▶ _Task description_
Your copy of the material below should match it exactly, except that it holds no pictures.

▶ _Input data_

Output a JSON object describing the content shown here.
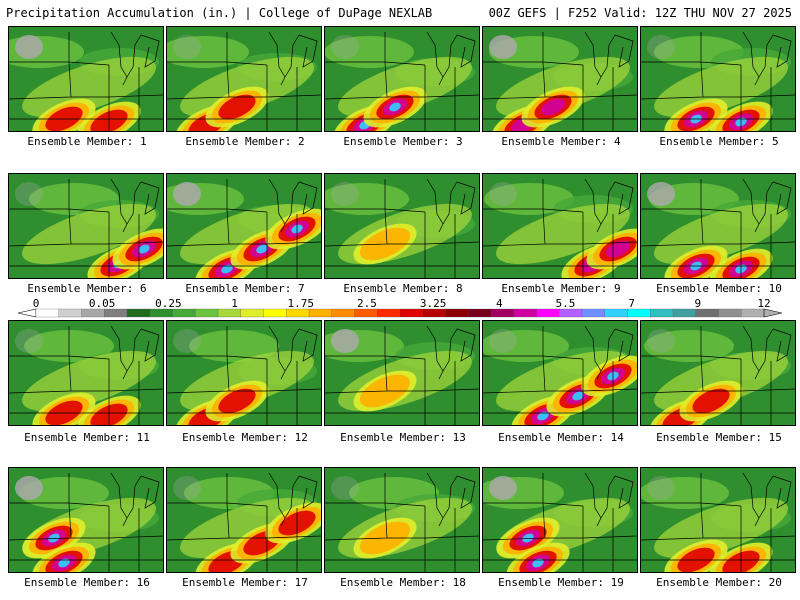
{
  "header": {
    "left": "Precipitation Accumulation (in.) | College of DuPage NEXLAB",
    "right": "00Z GEFS | F252 Valid: 12Z THU NOV 27 2025"
  },
  "members": [
    {
      "label": "Ensemble Member: 1",
      "heavy": "south",
      "intensity": 2
    },
    {
      "label": "Ensemble Member: 2",
      "heavy": "southwest",
      "intensity": 2
    },
    {
      "label": "Ensemble Member: 3",
      "heavy": "southwest",
      "intensity": 4
    },
    {
      "label": "Ensemble Member: 4",
      "heavy": "southwest",
      "intensity": 3
    },
    {
      "label": "Ensemble Member: 5",
      "heavy": "south",
      "intensity": 4
    },
    {
      "label": "Ensemble Member: 6",
      "heavy": "southeast",
      "intensity": 4
    },
    {
      "label": "Ensemble Member: 7",
      "heavy": "band",
      "intensity": 4
    },
    {
      "label": "Ensemble Member: 8",
      "heavy": "light",
      "intensity": 1
    },
    {
      "label": "Ensemble Member: 9",
      "heavy": "southeast",
      "intensity": 3
    },
    {
      "label": "Ensemble Member: 10",
      "heavy": "south",
      "intensity": 4
    },
    {
      "label": "Ensemble Member: 11",
      "heavy": "south",
      "intensity": 2
    },
    {
      "label": "Ensemble Member: 12",
      "heavy": "southwest",
      "intensity": 2
    },
    {
      "label": "Ensemble Member: 13",
      "heavy": "light",
      "intensity": 1
    },
    {
      "label": "Ensemble Member: 14",
      "heavy": "band",
      "intensity": 4
    },
    {
      "label": "Ensemble Member: 15",
      "heavy": "southwest",
      "intensity": 2
    },
    {
      "label": "Ensemble Member: 16",
      "heavy": "west",
      "intensity": 4
    },
    {
      "label": "Ensemble Member: 17",
      "heavy": "band",
      "intensity": 2
    },
    {
      "label": "Ensemble Member: 18",
      "heavy": "light",
      "intensity": 1
    },
    {
      "label": "Ensemble Member: 19",
      "heavy": "west",
      "intensity": 4
    },
    {
      "label": "Ensemble Member: 20",
      "heavy": "south",
      "intensity": 2
    }
  ],
  "colorbar": {
    "ticks": [
      "0",
      "0.05",
      "0.25",
      "1",
      "1.75",
      "2.5",
      "3.25",
      "4",
      "5.5",
      "7",
      "9",
      "12"
    ],
    "colors": [
      "#ffffff",
      "#cfcfcf",
      "#a8a8a8",
      "#7f7f7f",
      "#1e6b1e",
      "#2f8f2f",
      "#47a83a",
      "#6cc23e",
      "#a6d83a",
      "#e0ee2a",
      "#ffff00",
      "#ffd800",
      "#ffb000",
      "#ff8c00",
      "#ff5a00",
      "#ff2a00",
      "#e00000",
      "#b80000",
      "#8c0000",
      "#7a0020",
      "#a00060",
      "#d000a0",
      "#ff00ff",
      "#b060ff",
      "#7090ff",
      "#30d0ff",
      "#00ffff",
      "#30c0c0",
      "#40a0a0",
      "#707070",
      "#909090",
      "#b0b0b0"
    ]
  }
}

▶ _Expected answer_
Output a JSON object describing the content shown here.
{
  "header": {
    "left": "Precipitation Accumulation (in.) | College of DuPage NEXLAB",
    "right": "00Z GEFS | F252 Valid: 12Z THU NOV 27 2025"
  },
  "members": [
    {
      "label": "Ensemble Member: 1",
      "heavy": "south",
      "intensity": 2
    },
    {
      "label": "Ensemble Member: 2",
      "heavy": "southwest",
      "intensity": 2
    },
    {
      "label": "Ensemble Member: 3",
      "heavy": "southwest",
      "intensity": 4
    },
    {
      "label": "Ensemble Member: 4",
      "heavy": "southwest",
      "intensity": 3
    },
    {
      "label": "Ensemble Member: 5",
      "heavy": "south",
      "intensity": 4
    },
    {
      "label": "Ensemble Member: 6",
      "heavy": "southeast",
      "intensity": 4
    },
    {
      "label": "Ensemble Member: 7",
      "heavy": "band",
      "intensity": 4
    },
    {
      "label": "Ensemble Member: 8",
      "heavy": "light",
      "intensity": 1
    },
    {
      "label": "Ensemble Member: 9",
      "heavy": "southeast",
      "intensity": 3
    },
    {
      "label": "Ensemble Member: 10",
      "heavy": "south",
      "intensity": 4
    },
    {
      "label": "Ensemble Member: 11",
      "heavy": "south",
      "intensity": 2
    },
    {
      "label": "Ensemble Member: 12",
      "heavy": "southwest",
      "intensity": 2
    },
    {
      "label": "Ensemble Member: 13",
      "heavy": "light",
      "intensity": 1
    },
    {
      "label": "Ensemble Member: 14",
      "heavy": "band",
      "intensity": 4
    },
    {
      "label": "Ensemble Member: 15",
      "heavy": "southwest",
      "intensity": 2
    },
    {
      "label": "Ensemble Member: 16",
      "heavy": "west",
      "intensity": 4
    },
    {
      "label": "Ensemble Member: 17",
      "heavy": "band",
      "intensity": 2
    },
    {
      "label": "Ensemble Member: 18",
      "heavy": "light",
      "intensity": 1
    },
    {
      "label": "Ensemble Member: 19",
      "heavy": "west",
      "intensity": 4
    },
    {
      "label": "Ensemble Member: 20",
      "heavy": "south",
      "intensity": 2
    }
  ],
  "colorbar": {
    "ticks": [
      "0",
      "0.05",
      "0.25",
      "1",
      "1.75",
      "2.5",
      "3.25",
      "4",
      "5.5",
      "7",
      "9",
      "12"
    ],
    "colors": [
      "#ffffff",
      "#cfcfcf",
      "#a8a8a8",
      "#7f7f7f",
      "#1e6b1e",
      "#2f8f2f",
      "#47a83a",
      "#6cc23e",
      "#a6d83a",
      "#e0ee2a",
      "#ffff00",
      "#ffd800",
      "#ffb000",
      "#ff8c00",
      "#ff5a00",
      "#ff2a00",
      "#e00000",
      "#b80000",
      "#8c0000",
      "#7a0020",
      "#a00060",
      "#d000a0",
      "#ff00ff",
      "#b060ff",
      "#7090ff",
      "#30d0ff",
      "#00ffff",
      "#30c0c0",
      "#40a0a0",
      "#707070",
      "#909090",
      "#b0b0b0"
    ]
  }
}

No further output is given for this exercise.